=== Task brief ===
Reproduce the following lines verbatim.

-- Start of Task material --

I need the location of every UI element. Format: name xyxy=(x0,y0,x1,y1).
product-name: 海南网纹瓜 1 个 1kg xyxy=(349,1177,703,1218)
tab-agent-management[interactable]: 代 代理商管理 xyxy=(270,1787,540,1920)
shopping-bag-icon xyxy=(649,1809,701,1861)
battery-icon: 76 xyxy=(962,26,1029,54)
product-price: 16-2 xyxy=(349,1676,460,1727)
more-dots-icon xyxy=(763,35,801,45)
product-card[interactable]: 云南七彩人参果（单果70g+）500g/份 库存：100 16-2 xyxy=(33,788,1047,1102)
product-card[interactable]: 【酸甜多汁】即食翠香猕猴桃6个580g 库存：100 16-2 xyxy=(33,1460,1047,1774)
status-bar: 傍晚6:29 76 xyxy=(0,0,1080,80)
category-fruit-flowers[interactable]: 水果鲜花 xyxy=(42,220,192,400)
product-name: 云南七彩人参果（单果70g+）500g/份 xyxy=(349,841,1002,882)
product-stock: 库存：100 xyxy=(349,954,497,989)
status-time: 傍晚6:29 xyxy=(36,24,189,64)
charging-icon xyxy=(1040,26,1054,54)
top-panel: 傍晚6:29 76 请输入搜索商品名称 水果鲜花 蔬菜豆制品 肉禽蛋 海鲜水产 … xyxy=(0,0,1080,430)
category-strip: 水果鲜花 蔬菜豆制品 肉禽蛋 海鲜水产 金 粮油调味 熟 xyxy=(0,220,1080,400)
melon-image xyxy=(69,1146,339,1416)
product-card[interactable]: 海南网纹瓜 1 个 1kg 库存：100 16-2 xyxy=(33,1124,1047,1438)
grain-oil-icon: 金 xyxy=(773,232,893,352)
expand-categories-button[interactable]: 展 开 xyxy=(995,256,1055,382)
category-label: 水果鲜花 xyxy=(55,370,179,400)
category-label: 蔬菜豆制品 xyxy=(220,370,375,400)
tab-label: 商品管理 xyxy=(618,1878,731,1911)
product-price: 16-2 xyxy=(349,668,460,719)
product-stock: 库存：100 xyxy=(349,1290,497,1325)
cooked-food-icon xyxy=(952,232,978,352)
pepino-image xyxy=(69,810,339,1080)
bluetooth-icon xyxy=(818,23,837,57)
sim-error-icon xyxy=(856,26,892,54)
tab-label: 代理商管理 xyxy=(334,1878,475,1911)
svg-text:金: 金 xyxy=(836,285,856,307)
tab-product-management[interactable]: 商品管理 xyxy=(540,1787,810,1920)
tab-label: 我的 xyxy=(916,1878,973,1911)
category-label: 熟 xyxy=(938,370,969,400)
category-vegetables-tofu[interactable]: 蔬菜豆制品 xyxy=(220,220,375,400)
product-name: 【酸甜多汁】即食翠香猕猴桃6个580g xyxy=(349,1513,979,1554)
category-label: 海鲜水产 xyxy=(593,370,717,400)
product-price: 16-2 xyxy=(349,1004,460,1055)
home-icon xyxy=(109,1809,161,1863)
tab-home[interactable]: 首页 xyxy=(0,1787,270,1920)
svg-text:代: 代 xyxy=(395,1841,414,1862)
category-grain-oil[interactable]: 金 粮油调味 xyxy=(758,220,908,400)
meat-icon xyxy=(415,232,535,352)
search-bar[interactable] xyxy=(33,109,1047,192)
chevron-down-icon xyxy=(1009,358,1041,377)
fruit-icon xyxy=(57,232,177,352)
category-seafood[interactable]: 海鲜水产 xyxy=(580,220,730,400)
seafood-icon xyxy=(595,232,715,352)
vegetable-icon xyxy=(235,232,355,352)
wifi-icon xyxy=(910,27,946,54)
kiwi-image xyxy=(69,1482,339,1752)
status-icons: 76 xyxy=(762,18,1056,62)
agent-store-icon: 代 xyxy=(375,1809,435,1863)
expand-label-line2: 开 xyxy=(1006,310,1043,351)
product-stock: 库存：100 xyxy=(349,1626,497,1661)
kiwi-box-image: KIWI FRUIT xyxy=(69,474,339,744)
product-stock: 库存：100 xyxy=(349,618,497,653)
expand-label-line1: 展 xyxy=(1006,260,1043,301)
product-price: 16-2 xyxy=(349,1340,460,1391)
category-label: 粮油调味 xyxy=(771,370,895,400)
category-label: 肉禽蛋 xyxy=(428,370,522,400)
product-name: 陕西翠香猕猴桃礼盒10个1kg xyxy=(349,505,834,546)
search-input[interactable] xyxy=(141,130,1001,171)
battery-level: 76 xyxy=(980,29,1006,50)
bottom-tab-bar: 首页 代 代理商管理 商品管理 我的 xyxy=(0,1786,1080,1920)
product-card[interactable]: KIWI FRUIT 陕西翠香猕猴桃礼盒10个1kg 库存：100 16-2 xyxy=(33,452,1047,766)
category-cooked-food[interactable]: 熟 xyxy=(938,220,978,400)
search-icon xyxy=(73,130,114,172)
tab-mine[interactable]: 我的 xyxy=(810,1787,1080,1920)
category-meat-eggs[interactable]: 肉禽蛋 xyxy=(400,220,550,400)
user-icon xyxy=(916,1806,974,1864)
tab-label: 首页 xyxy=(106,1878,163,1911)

-- End of Task material --

=== Worked solution ===
I need the location of every UI element. Format: name xyxy=(x0,y0,x1,y1).
product-name: 海南网纹瓜 1 个 1kg xyxy=(349,1177,703,1218)
tab-agent-management[interactable]: 代 代理商管理 xyxy=(270,1787,540,1920)
shopping-bag-icon xyxy=(649,1809,701,1861)
battery-icon: 76 xyxy=(962,26,1029,54)
product-price: 16-2 xyxy=(349,1676,460,1727)
more-dots-icon xyxy=(763,35,801,45)
product-card[interactable]: 云南七彩人参果（单果70g+）500g/份 库存：100 16-2 xyxy=(33,788,1047,1102)
product-card[interactable]: 【酸甜多汁】即食翠香猕猴桃6个580g 库存：100 16-2 xyxy=(33,1460,1047,1774)
status-bar: 傍晚6:29 76 xyxy=(0,0,1080,80)
category-fruit-flowers[interactable]: 水果鲜花 xyxy=(42,220,192,400)
product-name: 云南七彩人参果（单果70g+）500g/份 xyxy=(349,841,1002,882)
product-stock: 库存：100 xyxy=(349,954,497,989)
status-time: 傍晚6:29 xyxy=(36,24,189,64)
charging-icon xyxy=(1040,26,1054,54)
top-panel: 傍晚6:29 76 请输入搜索商品名称 水果鲜花 蔬菜豆制品 肉禽蛋 海鲜水产 … xyxy=(0,0,1080,430)
category-strip: 水果鲜花 蔬菜豆制品 肉禽蛋 海鲜水产 金 粮油调味 熟 xyxy=(0,220,1080,400)
melon-image xyxy=(69,1146,339,1416)
product-card[interactable]: 海南网纹瓜 1 个 1kg 库存：100 16-2 xyxy=(33,1124,1047,1438)
grain-oil-icon: 金 xyxy=(773,232,893,352)
expand-categories-button[interactable]: 展 开 xyxy=(995,256,1055,382)
category-label: 水果鲜花 xyxy=(55,370,179,400)
category-label: 蔬菜豆制品 xyxy=(220,370,375,400)
tab-label: 商品管理 xyxy=(618,1878,731,1911)
product-price: 16-2 xyxy=(349,668,460,719)
product-stock: 库存：100 xyxy=(349,1290,497,1325)
cooked-food-icon xyxy=(952,232,978,352)
pepino-image xyxy=(69,810,339,1080)
bluetooth-icon xyxy=(818,23,837,57)
sim-error-icon xyxy=(856,26,892,54)
tab-label: 代理商管理 xyxy=(334,1878,475,1911)
svg-text:金: 金 xyxy=(836,285,856,307)
tab-product-management[interactable]: 商品管理 xyxy=(540,1787,810,1920)
tab-label: 我的 xyxy=(916,1878,973,1911)
category-label: 熟 xyxy=(938,370,969,400)
category-vegetables-tofu[interactable]: 蔬菜豆制品 xyxy=(220,220,375,400)
product-name: 【酸甜多汁】即食翠香猕猴桃6个580g xyxy=(349,1513,979,1554)
category-label: 海鲜水产 xyxy=(593,370,717,400)
product-price: 16-2 xyxy=(349,1004,460,1055)
home-icon xyxy=(109,1809,161,1863)
tab-home[interactable]: 首页 xyxy=(0,1787,270,1920)
svg-text:代: 代 xyxy=(395,1841,414,1862)
category-grain-oil[interactable]: 金 粮油调味 xyxy=(758,220,908,400)
meat-icon xyxy=(415,232,535,352)
search-bar[interactable] xyxy=(33,109,1047,192)
chevron-down-icon xyxy=(1009,358,1041,377)
fruit-icon xyxy=(57,232,177,352)
category-seafood[interactable]: 海鲜水产 xyxy=(580,220,730,400)
seafood-icon xyxy=(595,232,715,352)
vegetable-icon xyxy=(235,232,355,352)
wifi-icon xyxy=(910,27,946,54)
kiwi-image xyxy=(69,1482,339,1752)
status-icons: 76 xyxy=(762,18,1056,62)
agent-store-icon: 代 xyxy=(375,1809,435,1863)
expand-label-line2: 开 xyxy=(1006,310,1043,351)
product-stock: 库存：100 xyxy=(349,1626,497,1661)
kiwi-box-image: KIWI FRUIT xyxy=(69,474,339,744)
product-stock: 库存：100 xyxy=(349,618,497,653)
expand-label-line1: 展 xyxy=(1006,260,1043,301)
product-price: 16-2 xyxy=(349,1340,460,1391)
category-label: 粮油调味 xyxy=(771,370,895,400)
category-label: 肉禽蛋 xyxy=(428,370,522,400)
product-name: 陕西翠香猕猴桃礼盒10个1kg xyxy=(349,505,834,546)
search-input[interactable] xyxy=(141,130,1001,171)
battery-level: 76 xyxy=(980,29,1006,50)
bottom-tab-bar: 首页 代 代理商管理 商品管理 我的 xyxy=(0,1786,1080,1920)
product-card[interactable]: KIWI FRUIT 陕西翠香猕猴桃礼盒10个1kg 库存：100 16-2 xyxy=(33,452,1047,766)
category-cooked-food[interactable]: 熟 xyxy=(938,220,978,400)
search-icon xyxy=(73,130,114,172)
tab-mine[interactable]: 我的 xyxy=(810,1787,1080,1920)
category-meat-eggs[interactable]: 肉禽蛋 xyxy=(400,220,550,400)
user-icon xyxy=(916,1806,974,1864)
tab-label: 首页 xyxy=(106,1878,163,1911)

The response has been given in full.